Stated goal: Every line below that contains "capita" is to be copied.
++++ Listed records ++++
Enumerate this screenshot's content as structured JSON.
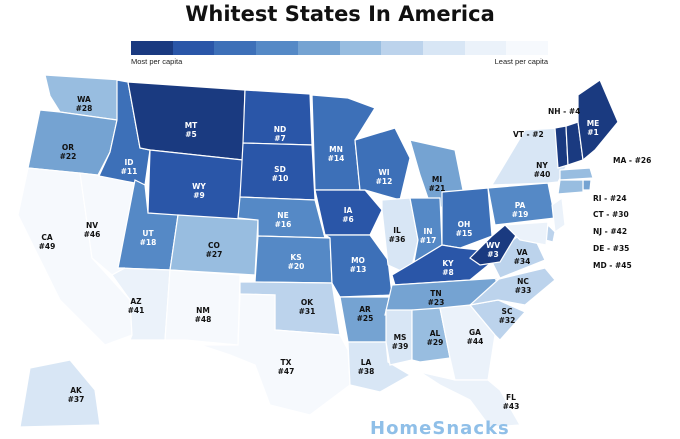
{
  "title": "Whitest States In America",
  "legend": {
    "most": "Most per capita",
    "least": "Least per capita",
    "colors": [
      "#1a3a80",
      "#2a56a8",
      "#3d70b8",
      "#5589c6",
      "#75a3d2",
      "#98bde0",
      "#bcd3ec",
      "#d8e6f5",
      "#ebf2fa",
      "#f6f9fd"
    ]
  },
  "watermark": "HomeSnacks",
  "states": [
    {
      "id": "WA",
      "rank": 28
    },
    {
      "id": "OR",
      "rank": 22
    },
    {
      "id": "CA",
      "rank": 49
    },
    {
      "id": "NV",
      "rank": 46
    },
    {
      "id": "ID",
      "rank": 11
    },
    {
      "id": "MT",
      "rank": 5
    },
    {
      "id": "WY",
      "rank": 9
    },
    {
      "id": "UT",
      "rank": 18
    },
    {
      "id": "AZ",
      "rank": 41
    },
    {
      "id": "CO",
      "rank": 27
    },
    {
      "id": "NM",
      "rank": 48
    },
    {
      "id": "ND",
      "rank": 7
    },
    {
      "id": "SD",
      "rank": 10
    },
    {
      "id": "NE",
      "rank": 16
    },
    {
      "id": "KS",
      "rank": 20
    },
    {
      "id": "OK",
      "rank": 31
    },
    {
      "id": "TX",
      "rank": 47
    },
    {
      "id": "MN",
      "rank": 14
    },
    {
      "id": "IA",
      "rank": 6
    },
    {
      "id": "MO",
      "rank": 13
    },
    {
      "id": "AR",
      "rank": 25
    },
    {
      "id": "LA",
      "rank": 38
    },
    {
      "id": "WI",
      "rank": 12
    },
    {
      "id": "IL",
      "rank": 36
    },
    {
      "id": "MI",
      "rank": 21
    },
    {
      "id": "IN",
      "rank": 17
    },
    {
      "id": "OH",
      "rank": 15
    },
    {
      "id": "KY",
      "rank": 8
    },
    {
      "id": "TN",
      "rank": 23
    },
    {
      "id": "MS",
      "rank": 39
    },
    {
      "id": "AL",
      "rank": 29
    },
    {
      "id": "GA",
      "rank": 44
    },
    {
      "id": "FL",
      "rank": 43
    },
    {
      "id": "SC",
      "rank": 32
    },
    {
      "id": "NC",
      "rank": 33
    },
    {
      "id": "VA",
      "rank": 34
    },
    {
      "id": "WV",
      "rank": 3
    },
    {
      "id": "PA",
      "rank": 19
    },
    {
      "id": "NY",
      "rank": 40
    },
    {
      "id": "VT",
      "rank": 2
    },
    {
      "id": "NH",
      "rank": 4
    },
    {
      "id": "ME",
      "rank": 1
    },
    {
      "id": "MA",
      "rank": 26
    },
    {
      "id": "RI",
      "rank": 24
    },
    {
      "id": "CT",
      "rank": 30
    },
    {
      "id": "NJ",
      "rank": 42
    },
    {
      "id": "DE",
      "rank": 35
    },
    {
      "id": "MD",
      "rank": 45
    },
    {
      "id": "AK",
      "rank": 37
    }
  ]
}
++++
Solution for this problem:
    "most": "Most per capita",
    "least": "Least per capita",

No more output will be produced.